» Task goal
Quote, verbatim, all material below, without pictures.

* * *

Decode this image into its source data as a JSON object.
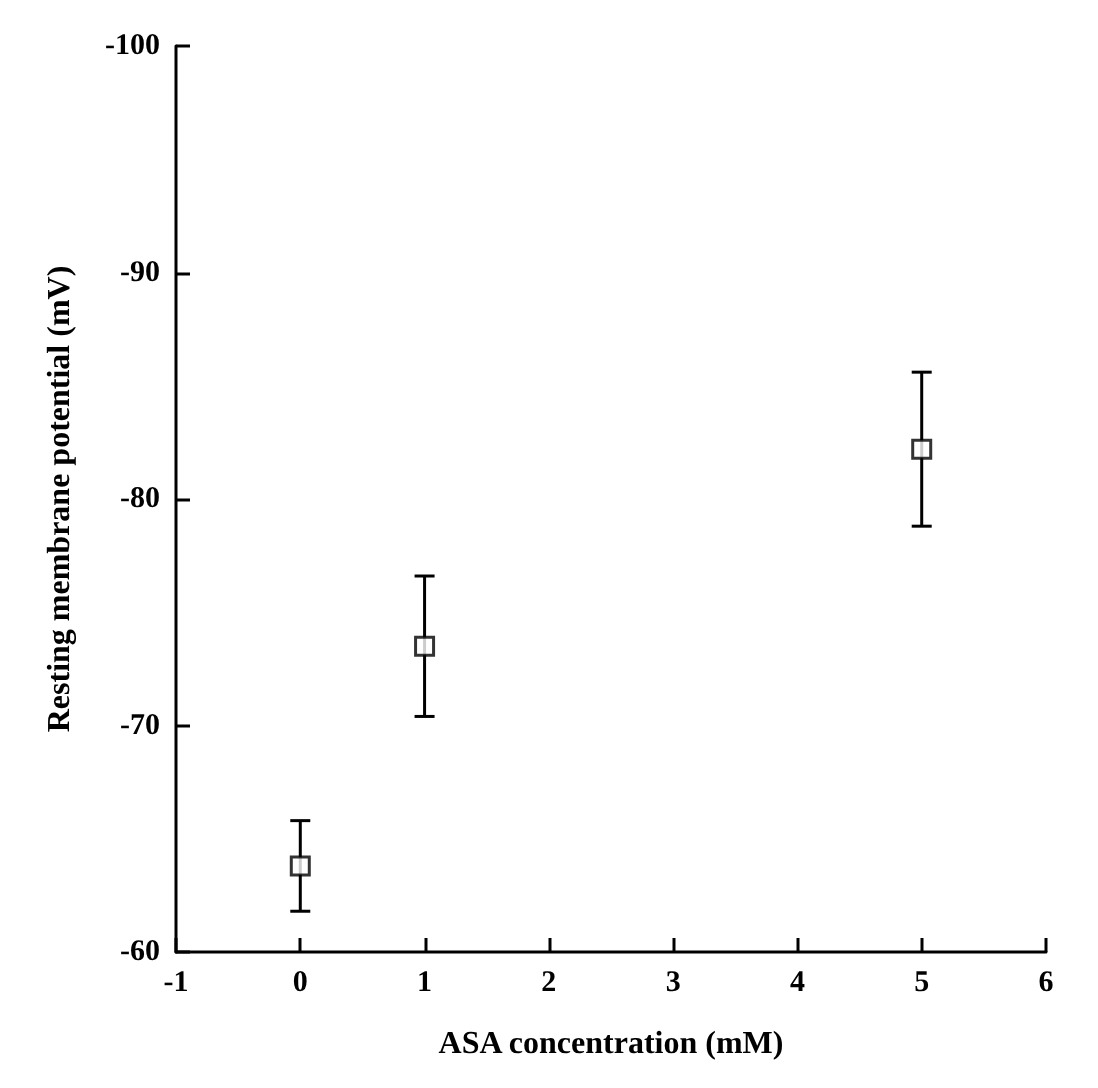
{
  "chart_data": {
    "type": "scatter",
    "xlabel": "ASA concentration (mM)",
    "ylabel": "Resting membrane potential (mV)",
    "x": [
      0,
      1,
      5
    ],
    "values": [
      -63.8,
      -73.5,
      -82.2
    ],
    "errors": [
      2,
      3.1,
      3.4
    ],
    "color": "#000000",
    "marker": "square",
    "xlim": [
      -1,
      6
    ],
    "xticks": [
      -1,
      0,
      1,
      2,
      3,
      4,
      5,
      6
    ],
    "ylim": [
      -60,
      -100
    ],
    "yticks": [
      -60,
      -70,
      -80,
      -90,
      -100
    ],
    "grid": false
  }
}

* * *

» Output below
Decode this image into its source data as a JSON object.
{
  "chart_data": {
    "type": "scatter",
    "xlabel": "ASA concentration (mM)",
    "ylabel": "Resting membrane potential (mV)",
    "x": [
      0,
      1,
      5
    ],
    "values": [
      -63.8,
      -73.5,
      -82.2
    ],
    "errors": [
      2,
      3.1,
      3.4
    ],
    "color": "#000000",
    "marker": "square",
    "xlim": [
      -1,
      6
    ],
    "xticks": [
      -1,
      0,
      1,
      2,
      3,
      4,
      5,
      6
    ],
    "ylim": [
      -60,
      -100
    ],
    "yticks": [
      -60,
      -70,
      -80,
      -90,
      -100
    ],
    "grid": false
  }
}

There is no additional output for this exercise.